* [The exercise]: Locate each line holding the string "retailers" and copy it.

************

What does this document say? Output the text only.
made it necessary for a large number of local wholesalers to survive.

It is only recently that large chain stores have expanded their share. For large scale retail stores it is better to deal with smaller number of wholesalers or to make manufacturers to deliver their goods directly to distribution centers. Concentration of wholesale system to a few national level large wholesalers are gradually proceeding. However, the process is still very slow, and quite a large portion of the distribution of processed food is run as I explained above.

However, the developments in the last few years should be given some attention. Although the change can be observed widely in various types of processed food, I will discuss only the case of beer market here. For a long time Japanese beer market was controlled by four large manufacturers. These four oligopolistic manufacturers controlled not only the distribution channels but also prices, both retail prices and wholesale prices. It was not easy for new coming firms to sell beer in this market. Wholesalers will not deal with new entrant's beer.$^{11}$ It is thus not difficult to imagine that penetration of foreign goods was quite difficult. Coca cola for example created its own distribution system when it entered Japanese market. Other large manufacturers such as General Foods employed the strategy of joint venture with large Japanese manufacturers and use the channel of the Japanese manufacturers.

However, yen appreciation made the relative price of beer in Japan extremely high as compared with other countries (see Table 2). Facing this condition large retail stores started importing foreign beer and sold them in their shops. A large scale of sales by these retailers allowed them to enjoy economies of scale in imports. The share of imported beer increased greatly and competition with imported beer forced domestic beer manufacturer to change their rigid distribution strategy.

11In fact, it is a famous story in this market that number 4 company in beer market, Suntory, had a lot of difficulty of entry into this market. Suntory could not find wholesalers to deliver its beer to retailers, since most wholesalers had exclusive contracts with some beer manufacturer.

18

************

* [Exercise answer]:
However, yen appreciation made the relative price of beer in Japan extremely high as compared with other countries (see Table 2). Facing this condition large retail stores started importing foreign beer and sold them in their shops. A large scale of sales by these retailers allowed them to enjoy economies of scale in imports. The share of imported beer increased greatly and competition with imported beer forced domestic beer manufacturer to change their rigid distribution strategy.
11In fact, it is a famous story in this market that number 4 company in beer market, Suntory, had a lot of difficulty of entry into this market. Suntory could not find wholesalers to deliver its beer to retailers, since most wholesalers had exclusive contracts with some beer manufacturer.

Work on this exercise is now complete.